Find and return each line containing "Forecast".

++++++

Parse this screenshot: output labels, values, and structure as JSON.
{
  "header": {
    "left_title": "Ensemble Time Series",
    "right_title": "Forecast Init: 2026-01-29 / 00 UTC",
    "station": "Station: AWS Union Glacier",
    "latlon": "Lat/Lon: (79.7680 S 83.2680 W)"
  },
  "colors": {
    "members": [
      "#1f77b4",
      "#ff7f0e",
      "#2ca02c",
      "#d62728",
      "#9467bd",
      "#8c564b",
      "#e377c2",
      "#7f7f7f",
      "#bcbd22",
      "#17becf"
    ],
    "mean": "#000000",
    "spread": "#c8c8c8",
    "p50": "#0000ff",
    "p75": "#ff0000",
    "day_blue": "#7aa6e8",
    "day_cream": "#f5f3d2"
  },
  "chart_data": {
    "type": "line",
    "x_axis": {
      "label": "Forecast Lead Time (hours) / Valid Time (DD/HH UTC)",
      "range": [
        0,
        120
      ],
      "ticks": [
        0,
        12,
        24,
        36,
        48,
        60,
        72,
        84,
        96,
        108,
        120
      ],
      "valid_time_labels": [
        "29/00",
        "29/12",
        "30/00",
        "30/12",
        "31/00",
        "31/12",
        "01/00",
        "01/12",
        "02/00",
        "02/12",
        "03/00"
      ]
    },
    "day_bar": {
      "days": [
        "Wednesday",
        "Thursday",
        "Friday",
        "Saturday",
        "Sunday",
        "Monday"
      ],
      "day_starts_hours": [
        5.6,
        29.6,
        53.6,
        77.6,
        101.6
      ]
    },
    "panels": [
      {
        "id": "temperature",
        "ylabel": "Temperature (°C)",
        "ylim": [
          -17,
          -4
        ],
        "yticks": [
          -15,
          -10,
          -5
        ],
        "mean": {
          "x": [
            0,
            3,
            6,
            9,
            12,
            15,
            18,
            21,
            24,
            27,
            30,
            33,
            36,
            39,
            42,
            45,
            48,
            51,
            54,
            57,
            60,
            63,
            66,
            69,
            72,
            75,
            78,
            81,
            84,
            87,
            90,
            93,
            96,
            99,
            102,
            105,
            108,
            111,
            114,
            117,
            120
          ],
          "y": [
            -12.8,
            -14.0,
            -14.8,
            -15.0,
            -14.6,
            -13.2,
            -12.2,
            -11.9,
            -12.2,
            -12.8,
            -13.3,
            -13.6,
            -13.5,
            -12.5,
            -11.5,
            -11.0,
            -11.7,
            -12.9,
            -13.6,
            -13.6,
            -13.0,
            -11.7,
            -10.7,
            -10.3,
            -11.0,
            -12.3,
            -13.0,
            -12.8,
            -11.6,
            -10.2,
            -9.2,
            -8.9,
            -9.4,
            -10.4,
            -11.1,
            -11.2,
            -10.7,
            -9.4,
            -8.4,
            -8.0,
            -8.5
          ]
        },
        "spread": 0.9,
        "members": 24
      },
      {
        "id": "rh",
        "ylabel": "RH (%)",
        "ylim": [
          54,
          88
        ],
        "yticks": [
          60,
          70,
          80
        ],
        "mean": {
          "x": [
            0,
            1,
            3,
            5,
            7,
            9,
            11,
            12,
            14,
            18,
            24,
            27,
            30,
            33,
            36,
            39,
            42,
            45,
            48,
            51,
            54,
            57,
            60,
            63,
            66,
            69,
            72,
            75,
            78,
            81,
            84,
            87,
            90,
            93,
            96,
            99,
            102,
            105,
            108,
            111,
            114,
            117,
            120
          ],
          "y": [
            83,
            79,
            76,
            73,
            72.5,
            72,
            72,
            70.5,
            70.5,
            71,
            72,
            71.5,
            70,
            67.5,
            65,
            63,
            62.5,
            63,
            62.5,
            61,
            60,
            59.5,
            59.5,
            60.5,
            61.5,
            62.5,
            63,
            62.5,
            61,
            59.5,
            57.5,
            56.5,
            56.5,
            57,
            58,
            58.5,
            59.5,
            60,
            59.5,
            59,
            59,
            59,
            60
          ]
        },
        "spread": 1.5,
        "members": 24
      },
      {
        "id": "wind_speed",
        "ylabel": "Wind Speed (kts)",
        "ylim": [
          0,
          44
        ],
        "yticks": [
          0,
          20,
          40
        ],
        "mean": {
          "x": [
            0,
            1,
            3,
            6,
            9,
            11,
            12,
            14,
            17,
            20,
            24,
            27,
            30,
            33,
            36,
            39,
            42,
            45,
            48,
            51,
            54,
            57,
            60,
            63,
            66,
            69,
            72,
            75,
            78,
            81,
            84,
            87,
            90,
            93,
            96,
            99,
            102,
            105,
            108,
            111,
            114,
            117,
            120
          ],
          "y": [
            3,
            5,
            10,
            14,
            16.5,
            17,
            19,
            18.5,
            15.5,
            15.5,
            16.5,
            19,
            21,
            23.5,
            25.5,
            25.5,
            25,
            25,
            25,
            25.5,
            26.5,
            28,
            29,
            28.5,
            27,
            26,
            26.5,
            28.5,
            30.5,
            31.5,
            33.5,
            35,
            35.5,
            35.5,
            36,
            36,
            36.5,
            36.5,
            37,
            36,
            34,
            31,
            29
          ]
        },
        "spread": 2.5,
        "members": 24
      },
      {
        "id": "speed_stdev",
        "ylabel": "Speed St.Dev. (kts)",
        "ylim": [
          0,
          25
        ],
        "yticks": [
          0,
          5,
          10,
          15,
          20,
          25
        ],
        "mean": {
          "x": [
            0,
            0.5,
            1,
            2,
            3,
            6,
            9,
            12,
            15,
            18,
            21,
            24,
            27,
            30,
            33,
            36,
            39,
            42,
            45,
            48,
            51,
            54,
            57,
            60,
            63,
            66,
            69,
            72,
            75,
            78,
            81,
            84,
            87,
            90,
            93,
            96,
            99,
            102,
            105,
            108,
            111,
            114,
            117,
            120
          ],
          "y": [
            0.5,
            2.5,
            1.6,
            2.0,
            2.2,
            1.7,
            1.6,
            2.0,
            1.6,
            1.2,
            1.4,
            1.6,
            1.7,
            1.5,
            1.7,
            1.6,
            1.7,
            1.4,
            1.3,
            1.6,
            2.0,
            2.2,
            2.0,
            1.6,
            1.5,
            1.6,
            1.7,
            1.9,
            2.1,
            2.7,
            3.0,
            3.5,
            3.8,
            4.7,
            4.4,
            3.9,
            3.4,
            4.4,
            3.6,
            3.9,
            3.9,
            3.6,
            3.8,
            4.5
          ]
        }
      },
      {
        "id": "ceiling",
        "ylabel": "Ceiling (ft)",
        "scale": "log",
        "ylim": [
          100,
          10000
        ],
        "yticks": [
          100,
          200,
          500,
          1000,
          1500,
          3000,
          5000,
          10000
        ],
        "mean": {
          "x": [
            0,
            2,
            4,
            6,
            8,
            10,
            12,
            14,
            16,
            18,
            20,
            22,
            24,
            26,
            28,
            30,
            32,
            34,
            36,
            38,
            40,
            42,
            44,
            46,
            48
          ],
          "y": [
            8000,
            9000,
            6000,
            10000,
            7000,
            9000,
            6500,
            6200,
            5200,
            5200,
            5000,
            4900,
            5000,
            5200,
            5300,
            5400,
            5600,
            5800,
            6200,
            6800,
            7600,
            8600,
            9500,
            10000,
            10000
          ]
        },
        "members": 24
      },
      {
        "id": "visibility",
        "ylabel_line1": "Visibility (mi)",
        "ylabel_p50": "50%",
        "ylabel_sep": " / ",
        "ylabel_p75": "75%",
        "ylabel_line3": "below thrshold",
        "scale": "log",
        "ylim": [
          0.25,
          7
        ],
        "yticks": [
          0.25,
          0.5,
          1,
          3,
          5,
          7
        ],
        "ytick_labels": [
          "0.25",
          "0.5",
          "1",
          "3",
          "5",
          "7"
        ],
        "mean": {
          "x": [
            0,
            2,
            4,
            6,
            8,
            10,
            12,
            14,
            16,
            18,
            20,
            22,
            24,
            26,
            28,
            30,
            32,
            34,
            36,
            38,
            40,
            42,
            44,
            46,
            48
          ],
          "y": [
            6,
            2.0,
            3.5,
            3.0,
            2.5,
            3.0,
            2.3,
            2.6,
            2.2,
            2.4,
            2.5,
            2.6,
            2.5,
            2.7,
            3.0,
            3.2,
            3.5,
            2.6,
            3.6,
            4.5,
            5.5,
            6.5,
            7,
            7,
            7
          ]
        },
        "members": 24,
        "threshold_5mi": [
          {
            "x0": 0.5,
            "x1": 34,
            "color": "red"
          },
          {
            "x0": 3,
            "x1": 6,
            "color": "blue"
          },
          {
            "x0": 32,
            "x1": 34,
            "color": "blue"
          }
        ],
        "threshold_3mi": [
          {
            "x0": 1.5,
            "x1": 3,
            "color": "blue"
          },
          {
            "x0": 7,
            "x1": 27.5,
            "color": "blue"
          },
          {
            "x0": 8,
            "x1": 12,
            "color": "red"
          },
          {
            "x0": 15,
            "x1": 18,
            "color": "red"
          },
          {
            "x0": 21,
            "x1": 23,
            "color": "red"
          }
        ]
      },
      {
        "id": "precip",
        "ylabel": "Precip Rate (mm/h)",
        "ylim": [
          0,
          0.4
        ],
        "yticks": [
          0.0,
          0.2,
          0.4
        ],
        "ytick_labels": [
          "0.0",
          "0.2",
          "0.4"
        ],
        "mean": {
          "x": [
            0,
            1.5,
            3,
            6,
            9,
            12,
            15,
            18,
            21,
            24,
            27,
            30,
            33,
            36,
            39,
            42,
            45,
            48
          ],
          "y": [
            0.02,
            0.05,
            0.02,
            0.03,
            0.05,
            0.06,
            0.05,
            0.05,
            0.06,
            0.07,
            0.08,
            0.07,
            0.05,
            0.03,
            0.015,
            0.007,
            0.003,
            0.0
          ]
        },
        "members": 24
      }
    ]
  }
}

++++++

(Written reply):
    "right_title": "Forecast Init: 2026-01-29 / 00 UTC",
      "label": "Forecast Lead Time (hours) / Valid Time (DD/HH UTC)",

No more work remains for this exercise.